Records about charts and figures
— BEGIN —

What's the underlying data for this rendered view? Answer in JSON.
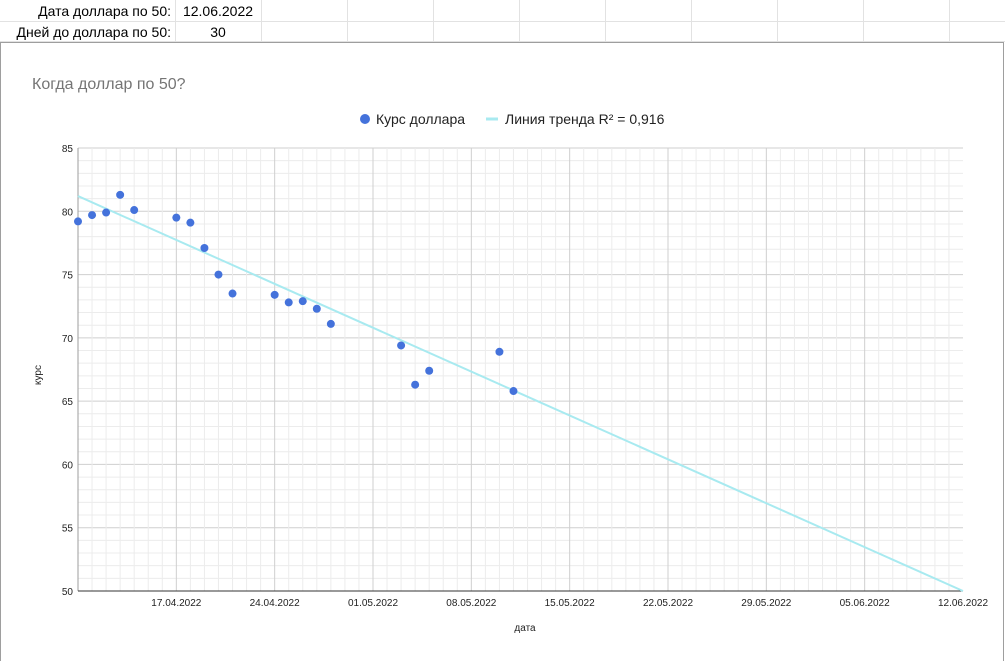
{
  "sheet": {
    "row1": {
      "label": "Дата доллара по 50:",
      "value": "12.06.2022"
    },
    "row2": {
      "label": "Дней до доллара по 50:",
      "value": "30"
    }
  },
  "chart_data": {
    "type": "scatter",
    "title": "Когда доллар по 50?",
    "xlabel": "дата",
    "ylabel": "курс",
    "ylim": [
      50,
      85
    ],
    "xlim": [
      "2022-04-10",
      "2022-06-12"
    ],
    "yticks": [
      "85",
      "80",
      "75",
      "70",
      "65",
      "60",
      "55",
      "50"
    ],
    "xticks": [
      "17.04.2022",
      "24.04.2022",
      "01.05.2022",
      "08.05.2022",
      "15.05.2022",
      "22.05.2022",
      "29.05.2022",
      "05.06.2022",
      "12.06.2022"
    ],
    "grid": true,
    "legend_position": "top",
    "series": [
      {
        "name": "Курс доллара",
        "color": "#4472db",
        "points": [
          {
            "x": "2022-04-10",
            "y": 79.2
          },
          {
            "x": "2022-04-11",
            "y": 79.7
          },
          {
            "x": "2022-04-12",
            "y": 79.9
          },
          {
            "x": "2022-04-13",
            "y": 81.3
          },
          {
            "x": "2022-04-14",
            "y": 80.1
          },
          {
            "x": "2022-04-17",
            "y": 79.5
          },
          {
            "x": "2022-04-18",
            "y": 79.1
          },
          {
            "x": "2022-04-19",
            "y": 77.1
          },
          {
            "x": "2022-04-20",
            "y": 75.0
          },
          {
            "x": "2022-04-21",
            "y": 73.5
          },
          {
            "x": "2022-04-24",
            "y": 73.4
          },
          {
            "x": "2022-04-25",
            "y": 72.8
          },
          {
            "x": "2022-04-26",
            "y": 72.9
          },
          {
            "x": "2022-04-27",
            "y": 72.3
          },
          {
            "x": "2022-04-28",
            "y": 71.1
          },
          {
            "x": "2022-05-03",
            "y": 69.4
          },
          {
            "x": "2022-05-04",
            "y": 66.3
          },
          {
            "x": "2022-05-05",
            "y": 67.4
          },
          {
            "x": "2022-05-10",
            "y": 68.9
          },
          {
            "x": "2022-05-11",
            "y": 65.8
          }
        ]
      }
    ],
    "trendline": {
      "name": "Линия тренда R² = 0,916",
      "color": "#a8eaf0",
      "start": {
        "x": "2022-04-10",
        "y": 81.2
      },
      "end": {
        "x": "2022-06-12",
        "y": 50.0
      }
    }
  }
}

— END —

*Required task*
Quote every line of the records above exactly; no picture is to be copied.

*Solved problem*
What's the underlying data for this rendered view? Answer in JSON.
{
  "sheet": {
    "row1": {
      "label": "Дата доллара по 50:",
      "value": "12.06.2022"
    },
    "row2": {
      "label": "Дней до доллара по 50:",
      "value": "30"
    }
  },
  "chart_data": {
    "type": "scatter",
    "title": "Когда доллар по 50?",
    "xlabel": "дата",
    "ylabel": "курс",
    "ylim": [
      50,
      85
    ],
    "xlim": [
      "2022-04-10",
      "2022-06-12"
    ],
    "yticks": [
      "85",
      "80",
      "75",
      "70",
      "65",
      "60",
      "55",
      "50"
    ],
    "xticks": [
      "17.04.2022",
      "24.04.2022",
      "01.05.2022",
      "08.05.2022",
      "15.05.2022",
      "22.05.2022",
      "29.05.2022",
      "05.06.2022",
      "12.06.2022"
    ],
    "grid": true,
    "legend_position": "top",
    "series": [
      {
        "name": "Курс доллара",
        "color": "#4472db",
        "points": [
          {
            "x": "2022-04-10",
            "y": 79.2
          },
          {
            "x": "2022-04-11",
            "y": 79.7
          },
          {
            "x": "2022-04-12",
            "y": 79.9
          },
          {
            "x": "2022-04-13",
            "y": 81.3
          },
          {
            "x": "2022-04-14",
            "y": 80.1
          },
          {
            "x": "2022-04-17",
            "y": 79.5
          },
          {
            "x": "2022-04-18",
            "y": 79.1
          },
          {
            "x": "2022-04-19",
            "y": 77.1
          },
          {
            "x": "2022-04-20",
            "y": 75.0
          },
          {
            "x": "2022-04-21",
            "y": 73.5
          },
          {
            "x": "2022-04-24",
            "y": 73.4
          },
          {
            "x": "2022-04-25",
            "y": 72.8
          },
          {
            "x": "2022-04-26",
            "y": 72.9
          },
          {
            "x": "2022-04-27",
            "y": 72.3
          },
          {
            "x": "2022-04-28",
            "y": 71.1
          },
          {
            "x": "2022-05-03",
            "y": 69.4
          },
          {
            "x": "2022-05-04",
            "y": 66.3
          },
          {
            "x": "2022-05-05",
            "y": 67.4
          },
          {
            "x": "2022-05-10",
            "y": 68.9
          },
          {
            "x": "2022-05-11",
            "y": 65.8
          }
        ]
      }
    ],
    "trendline": {
      "name": "Линия тренда R² = 0,916",
      "color": "#a8eaf0",
      "start": {
        "x": "2022-04-10",
        "y": 81.2
      },
      "end": {
        "x": "2022-06-12",
        "y": 50.0
      }
    }
  }
}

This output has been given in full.